--- START OF DATASET CONTENT ---

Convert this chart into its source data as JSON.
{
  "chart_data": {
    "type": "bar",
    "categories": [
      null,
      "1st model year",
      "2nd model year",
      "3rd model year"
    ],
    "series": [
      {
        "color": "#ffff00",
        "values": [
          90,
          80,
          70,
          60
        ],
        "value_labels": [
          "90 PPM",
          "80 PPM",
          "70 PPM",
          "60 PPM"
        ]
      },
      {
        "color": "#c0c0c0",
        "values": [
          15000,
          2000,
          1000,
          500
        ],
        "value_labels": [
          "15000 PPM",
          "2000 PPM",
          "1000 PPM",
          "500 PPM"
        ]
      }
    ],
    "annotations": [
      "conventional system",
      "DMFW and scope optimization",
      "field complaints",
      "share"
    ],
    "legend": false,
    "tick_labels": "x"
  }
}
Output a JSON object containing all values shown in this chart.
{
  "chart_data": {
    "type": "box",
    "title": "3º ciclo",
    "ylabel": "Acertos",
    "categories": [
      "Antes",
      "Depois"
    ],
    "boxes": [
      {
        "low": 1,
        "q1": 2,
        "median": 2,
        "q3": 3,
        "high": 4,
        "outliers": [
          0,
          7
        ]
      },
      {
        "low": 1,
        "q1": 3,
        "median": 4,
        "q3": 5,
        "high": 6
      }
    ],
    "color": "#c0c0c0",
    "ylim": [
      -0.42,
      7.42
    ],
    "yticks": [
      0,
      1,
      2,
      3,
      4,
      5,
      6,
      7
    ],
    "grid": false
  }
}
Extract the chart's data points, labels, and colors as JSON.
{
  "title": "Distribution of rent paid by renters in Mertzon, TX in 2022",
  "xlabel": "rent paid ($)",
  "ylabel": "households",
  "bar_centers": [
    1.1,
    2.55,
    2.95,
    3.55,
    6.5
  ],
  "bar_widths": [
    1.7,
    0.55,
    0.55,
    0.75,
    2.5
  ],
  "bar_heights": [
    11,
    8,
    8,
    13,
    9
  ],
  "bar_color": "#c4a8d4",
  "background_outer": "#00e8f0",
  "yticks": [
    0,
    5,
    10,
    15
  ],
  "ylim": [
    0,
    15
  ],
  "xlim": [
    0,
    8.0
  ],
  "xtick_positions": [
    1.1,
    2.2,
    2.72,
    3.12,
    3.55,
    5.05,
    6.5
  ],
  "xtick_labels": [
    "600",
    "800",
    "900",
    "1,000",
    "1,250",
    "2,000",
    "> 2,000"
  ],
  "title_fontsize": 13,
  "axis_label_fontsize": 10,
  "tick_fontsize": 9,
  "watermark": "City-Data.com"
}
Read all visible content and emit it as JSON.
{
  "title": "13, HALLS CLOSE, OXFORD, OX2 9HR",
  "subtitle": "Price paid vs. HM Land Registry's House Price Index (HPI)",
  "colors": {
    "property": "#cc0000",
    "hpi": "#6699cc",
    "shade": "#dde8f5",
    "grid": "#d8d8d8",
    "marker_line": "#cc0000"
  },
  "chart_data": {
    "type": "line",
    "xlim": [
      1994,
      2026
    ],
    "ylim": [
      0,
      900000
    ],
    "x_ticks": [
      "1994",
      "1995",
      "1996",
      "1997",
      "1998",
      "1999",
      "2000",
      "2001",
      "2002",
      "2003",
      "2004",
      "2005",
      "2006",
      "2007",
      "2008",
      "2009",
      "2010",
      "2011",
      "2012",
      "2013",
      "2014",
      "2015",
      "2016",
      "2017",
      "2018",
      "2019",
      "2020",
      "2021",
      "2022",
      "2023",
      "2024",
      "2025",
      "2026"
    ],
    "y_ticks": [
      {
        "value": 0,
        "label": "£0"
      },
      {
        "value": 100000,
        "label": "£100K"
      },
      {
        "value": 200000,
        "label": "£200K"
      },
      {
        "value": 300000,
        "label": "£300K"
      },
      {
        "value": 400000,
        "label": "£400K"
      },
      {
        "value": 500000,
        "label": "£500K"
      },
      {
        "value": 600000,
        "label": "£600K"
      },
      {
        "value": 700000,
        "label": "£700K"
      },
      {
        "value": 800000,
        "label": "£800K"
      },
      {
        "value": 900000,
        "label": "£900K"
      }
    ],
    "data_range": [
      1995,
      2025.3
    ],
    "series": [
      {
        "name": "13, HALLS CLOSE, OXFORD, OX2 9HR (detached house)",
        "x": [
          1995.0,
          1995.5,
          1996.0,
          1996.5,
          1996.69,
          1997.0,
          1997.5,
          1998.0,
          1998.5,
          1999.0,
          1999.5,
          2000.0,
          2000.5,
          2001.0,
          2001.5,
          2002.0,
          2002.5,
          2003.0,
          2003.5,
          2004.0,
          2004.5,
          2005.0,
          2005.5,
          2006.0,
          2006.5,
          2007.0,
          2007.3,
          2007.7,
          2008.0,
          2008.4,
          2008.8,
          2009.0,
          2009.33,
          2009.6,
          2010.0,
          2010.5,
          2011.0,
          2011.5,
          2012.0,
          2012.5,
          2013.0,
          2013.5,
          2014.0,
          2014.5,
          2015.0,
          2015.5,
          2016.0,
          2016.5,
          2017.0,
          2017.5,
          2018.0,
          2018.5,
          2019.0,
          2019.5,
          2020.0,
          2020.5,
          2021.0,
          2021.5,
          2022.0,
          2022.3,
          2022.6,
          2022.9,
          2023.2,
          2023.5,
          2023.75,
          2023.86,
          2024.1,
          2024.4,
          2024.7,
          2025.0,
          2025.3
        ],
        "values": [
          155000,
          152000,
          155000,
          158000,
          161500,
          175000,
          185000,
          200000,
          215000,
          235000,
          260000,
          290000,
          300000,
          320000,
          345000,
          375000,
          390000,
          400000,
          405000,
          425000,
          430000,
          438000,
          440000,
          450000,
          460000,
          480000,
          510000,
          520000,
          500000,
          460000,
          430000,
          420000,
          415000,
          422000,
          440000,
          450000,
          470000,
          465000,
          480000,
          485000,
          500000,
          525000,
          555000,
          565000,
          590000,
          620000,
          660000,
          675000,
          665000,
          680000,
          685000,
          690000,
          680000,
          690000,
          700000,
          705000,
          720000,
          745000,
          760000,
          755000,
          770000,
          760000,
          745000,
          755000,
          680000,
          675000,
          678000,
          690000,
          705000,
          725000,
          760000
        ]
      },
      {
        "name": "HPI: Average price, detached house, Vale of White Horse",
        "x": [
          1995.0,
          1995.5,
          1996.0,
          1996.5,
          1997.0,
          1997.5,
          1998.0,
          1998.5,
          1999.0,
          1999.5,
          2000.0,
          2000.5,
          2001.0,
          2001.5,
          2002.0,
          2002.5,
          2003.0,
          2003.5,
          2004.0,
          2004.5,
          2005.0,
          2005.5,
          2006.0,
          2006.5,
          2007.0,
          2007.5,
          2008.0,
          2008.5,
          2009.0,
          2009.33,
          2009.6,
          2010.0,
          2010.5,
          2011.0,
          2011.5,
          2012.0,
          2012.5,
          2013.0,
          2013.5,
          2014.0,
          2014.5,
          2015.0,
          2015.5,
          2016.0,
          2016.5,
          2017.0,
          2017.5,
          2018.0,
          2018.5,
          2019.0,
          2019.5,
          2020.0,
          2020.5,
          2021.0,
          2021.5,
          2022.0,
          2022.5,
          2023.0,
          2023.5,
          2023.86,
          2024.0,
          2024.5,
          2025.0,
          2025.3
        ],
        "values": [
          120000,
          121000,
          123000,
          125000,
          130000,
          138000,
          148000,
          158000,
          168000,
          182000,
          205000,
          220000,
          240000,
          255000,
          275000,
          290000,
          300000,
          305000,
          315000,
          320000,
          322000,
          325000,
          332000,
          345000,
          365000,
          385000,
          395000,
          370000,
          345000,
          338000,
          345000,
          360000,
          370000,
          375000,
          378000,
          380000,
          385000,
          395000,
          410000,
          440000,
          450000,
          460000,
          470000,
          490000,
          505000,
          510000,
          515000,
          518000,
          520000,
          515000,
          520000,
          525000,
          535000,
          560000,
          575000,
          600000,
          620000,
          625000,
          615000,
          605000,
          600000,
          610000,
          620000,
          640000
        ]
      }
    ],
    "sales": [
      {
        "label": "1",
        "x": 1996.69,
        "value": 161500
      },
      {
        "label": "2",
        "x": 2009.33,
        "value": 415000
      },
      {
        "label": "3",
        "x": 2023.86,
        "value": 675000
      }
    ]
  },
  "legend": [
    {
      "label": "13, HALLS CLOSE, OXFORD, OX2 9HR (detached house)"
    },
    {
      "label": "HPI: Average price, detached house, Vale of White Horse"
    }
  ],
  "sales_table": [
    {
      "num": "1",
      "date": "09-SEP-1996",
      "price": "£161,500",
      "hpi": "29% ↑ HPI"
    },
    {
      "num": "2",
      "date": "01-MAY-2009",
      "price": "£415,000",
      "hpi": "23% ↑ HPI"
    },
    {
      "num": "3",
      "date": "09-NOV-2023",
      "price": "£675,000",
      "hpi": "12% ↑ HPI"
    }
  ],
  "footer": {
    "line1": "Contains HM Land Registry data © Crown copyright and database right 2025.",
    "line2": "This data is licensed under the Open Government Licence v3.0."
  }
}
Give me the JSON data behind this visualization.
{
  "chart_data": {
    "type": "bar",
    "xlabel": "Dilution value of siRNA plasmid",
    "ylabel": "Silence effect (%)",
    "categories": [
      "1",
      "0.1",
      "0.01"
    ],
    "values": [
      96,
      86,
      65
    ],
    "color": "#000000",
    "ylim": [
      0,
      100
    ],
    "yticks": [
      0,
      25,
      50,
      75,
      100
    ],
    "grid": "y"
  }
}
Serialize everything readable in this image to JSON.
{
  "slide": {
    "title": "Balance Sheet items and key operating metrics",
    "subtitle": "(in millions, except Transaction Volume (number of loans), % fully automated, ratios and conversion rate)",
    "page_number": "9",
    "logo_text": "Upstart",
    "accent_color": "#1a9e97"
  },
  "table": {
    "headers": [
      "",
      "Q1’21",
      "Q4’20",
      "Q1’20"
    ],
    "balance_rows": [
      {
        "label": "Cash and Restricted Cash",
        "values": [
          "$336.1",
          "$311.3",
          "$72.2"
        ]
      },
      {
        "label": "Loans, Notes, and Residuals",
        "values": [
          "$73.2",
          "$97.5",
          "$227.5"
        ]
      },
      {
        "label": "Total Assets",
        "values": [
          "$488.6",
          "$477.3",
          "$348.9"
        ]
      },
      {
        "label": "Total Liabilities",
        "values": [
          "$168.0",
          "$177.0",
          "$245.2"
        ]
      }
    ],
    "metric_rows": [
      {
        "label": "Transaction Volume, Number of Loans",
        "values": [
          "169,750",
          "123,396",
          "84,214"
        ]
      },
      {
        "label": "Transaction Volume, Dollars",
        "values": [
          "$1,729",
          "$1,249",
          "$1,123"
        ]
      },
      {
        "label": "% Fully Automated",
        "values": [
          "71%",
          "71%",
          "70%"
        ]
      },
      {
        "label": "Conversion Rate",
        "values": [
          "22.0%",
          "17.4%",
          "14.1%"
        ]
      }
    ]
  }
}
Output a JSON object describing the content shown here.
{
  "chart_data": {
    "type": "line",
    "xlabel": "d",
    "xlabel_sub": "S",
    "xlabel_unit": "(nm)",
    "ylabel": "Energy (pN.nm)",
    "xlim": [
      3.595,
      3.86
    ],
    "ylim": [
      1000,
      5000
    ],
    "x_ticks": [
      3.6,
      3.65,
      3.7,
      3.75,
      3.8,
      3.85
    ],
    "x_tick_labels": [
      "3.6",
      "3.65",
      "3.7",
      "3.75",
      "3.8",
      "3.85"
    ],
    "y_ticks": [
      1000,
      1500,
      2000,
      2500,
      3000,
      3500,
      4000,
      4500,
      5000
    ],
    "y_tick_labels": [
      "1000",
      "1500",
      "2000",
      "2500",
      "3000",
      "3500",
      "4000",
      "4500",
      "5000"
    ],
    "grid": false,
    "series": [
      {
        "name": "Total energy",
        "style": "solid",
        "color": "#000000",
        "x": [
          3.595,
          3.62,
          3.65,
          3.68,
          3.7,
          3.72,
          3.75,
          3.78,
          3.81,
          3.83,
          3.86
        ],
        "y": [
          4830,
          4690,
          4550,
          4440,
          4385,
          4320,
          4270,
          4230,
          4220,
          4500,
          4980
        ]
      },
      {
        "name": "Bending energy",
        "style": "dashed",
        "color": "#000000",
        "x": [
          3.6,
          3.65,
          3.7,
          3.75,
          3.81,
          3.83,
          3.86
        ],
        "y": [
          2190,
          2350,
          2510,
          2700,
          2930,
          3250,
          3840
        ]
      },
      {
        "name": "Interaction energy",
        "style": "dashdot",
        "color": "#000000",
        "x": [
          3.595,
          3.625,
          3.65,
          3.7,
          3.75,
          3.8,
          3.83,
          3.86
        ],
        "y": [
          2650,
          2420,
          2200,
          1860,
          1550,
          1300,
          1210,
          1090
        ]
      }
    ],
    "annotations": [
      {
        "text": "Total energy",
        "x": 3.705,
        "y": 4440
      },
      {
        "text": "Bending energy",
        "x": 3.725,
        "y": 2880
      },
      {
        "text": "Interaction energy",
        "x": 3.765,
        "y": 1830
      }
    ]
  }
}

--- END OF DATASET CONTENT ---

> **WHAT IS REQUIRED**: Where a line of the records above holds the word "name", copy that line.

> **WRITTEN RESPONSE**:
        "name": "13, HALLS CLOSE, OXFORD, OX2 9HR (detached house)",
        "name": "HPI: Average price, detached house, Vale of White Horse",
        "name": "Total energy",
        "name": "Bending energy",
        "name": "Interaction energy",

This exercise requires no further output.